Copy every line with the string "väliin" in it.

--- Begin Records ---

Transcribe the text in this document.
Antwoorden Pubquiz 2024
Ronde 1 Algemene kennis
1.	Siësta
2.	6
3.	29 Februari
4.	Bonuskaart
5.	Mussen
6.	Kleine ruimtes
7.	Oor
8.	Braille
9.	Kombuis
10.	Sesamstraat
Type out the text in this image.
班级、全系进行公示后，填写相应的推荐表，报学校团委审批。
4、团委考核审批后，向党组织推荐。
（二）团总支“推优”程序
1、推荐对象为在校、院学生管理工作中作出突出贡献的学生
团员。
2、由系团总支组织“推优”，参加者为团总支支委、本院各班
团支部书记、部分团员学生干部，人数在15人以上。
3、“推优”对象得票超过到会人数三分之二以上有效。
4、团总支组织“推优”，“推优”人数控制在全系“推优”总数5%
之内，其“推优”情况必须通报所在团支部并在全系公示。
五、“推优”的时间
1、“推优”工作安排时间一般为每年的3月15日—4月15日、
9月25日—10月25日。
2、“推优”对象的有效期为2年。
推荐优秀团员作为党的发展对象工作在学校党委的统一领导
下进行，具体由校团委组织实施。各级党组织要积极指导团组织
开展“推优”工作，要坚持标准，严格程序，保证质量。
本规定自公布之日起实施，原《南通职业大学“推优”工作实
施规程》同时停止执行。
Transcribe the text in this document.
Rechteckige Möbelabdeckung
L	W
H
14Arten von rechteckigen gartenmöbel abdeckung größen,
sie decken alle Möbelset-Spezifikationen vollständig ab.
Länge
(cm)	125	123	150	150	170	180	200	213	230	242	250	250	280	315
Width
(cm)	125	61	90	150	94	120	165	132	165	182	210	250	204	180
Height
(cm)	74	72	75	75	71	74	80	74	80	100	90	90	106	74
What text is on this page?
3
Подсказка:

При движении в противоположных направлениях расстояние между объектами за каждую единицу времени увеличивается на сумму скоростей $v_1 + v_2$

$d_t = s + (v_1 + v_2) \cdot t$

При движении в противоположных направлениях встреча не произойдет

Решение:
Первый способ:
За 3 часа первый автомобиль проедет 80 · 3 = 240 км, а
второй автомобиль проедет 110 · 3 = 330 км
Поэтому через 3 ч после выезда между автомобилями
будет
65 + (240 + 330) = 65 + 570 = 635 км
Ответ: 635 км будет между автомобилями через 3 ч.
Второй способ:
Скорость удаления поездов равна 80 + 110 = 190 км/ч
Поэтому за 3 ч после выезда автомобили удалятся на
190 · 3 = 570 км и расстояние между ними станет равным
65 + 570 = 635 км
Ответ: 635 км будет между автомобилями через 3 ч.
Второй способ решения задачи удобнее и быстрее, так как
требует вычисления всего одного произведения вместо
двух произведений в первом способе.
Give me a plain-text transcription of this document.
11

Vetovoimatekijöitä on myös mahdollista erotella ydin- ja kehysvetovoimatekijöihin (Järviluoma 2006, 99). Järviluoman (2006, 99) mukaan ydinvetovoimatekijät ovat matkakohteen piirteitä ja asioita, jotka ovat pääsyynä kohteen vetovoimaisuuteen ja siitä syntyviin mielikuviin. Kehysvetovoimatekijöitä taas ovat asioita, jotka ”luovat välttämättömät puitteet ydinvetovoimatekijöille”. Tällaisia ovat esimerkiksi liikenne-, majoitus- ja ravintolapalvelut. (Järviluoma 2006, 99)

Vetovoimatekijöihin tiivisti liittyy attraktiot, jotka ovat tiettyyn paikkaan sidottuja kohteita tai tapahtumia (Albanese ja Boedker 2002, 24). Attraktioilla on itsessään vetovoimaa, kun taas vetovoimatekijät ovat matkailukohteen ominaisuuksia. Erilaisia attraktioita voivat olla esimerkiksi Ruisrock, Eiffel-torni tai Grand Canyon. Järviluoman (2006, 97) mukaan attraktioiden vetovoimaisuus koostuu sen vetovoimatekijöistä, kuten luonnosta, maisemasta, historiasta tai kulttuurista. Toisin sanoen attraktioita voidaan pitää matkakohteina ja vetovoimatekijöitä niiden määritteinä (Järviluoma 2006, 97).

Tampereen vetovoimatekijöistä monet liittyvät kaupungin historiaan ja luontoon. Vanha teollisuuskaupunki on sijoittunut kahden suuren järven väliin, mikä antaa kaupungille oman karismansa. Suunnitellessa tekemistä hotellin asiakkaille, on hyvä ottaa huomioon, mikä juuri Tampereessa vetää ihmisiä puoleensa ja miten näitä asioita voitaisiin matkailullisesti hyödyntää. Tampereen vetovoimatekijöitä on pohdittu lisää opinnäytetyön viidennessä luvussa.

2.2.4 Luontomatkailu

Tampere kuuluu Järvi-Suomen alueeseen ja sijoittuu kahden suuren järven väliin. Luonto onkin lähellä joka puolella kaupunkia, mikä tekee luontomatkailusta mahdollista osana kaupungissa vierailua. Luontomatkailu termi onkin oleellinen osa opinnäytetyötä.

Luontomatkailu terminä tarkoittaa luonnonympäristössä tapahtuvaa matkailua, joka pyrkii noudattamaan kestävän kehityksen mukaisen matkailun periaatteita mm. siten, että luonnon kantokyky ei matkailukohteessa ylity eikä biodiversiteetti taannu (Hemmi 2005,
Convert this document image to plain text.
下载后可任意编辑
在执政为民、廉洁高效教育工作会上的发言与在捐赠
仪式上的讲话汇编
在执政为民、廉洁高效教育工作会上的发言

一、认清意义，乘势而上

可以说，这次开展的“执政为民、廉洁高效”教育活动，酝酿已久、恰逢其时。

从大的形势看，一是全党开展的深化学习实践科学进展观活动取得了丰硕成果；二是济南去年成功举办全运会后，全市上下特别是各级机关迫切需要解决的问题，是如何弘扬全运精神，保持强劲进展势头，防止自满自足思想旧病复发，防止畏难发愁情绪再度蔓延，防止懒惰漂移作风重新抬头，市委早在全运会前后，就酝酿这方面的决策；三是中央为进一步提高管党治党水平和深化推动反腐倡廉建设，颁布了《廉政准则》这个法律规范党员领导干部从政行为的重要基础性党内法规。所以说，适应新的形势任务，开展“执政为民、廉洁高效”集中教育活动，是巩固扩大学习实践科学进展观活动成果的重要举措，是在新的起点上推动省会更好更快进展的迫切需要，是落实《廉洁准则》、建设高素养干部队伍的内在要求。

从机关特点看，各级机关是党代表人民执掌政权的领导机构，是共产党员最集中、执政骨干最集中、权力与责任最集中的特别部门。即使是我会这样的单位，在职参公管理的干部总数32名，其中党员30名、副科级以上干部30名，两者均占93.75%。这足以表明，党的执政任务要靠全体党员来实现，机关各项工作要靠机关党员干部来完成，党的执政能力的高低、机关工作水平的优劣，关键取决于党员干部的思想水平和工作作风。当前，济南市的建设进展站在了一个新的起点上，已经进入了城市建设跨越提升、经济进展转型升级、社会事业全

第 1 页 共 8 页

--- End Records ---

▶ Answer for the task:
Tampereen vetovoimatekijöistä monet liittyvät kaupungin historiaan ja luontoon. Vanha teollisuuskaupunki on sijoittunut kahden suuren järven väliin, mikä antaa kaupungille oman karismansa. Suunnitellessa tekemistä hotellin asiakkaille, on hyvä ottaa huomioon, mikä juuri Tampereessa vetää ihmisiä puoleensa ja miten näitä asioita voitaisiin matkailullisesti hyödyntää. Tampereen vetovoimatekijöitä on pohdittu lisää opinnäytetyön viidennessä luvussa.
Tampere kuuluu Järvi-Suomen alueeseen ja sijoittuu kahden suuren järven väliin. Luonto onkin lähellä joka puolella kaupunkia, mikä tekee luontomatkailusta mahdollista osana kaupungissa vierailua. Luontomatkailu termi onkin oleellinen osa opinnäytetyötä.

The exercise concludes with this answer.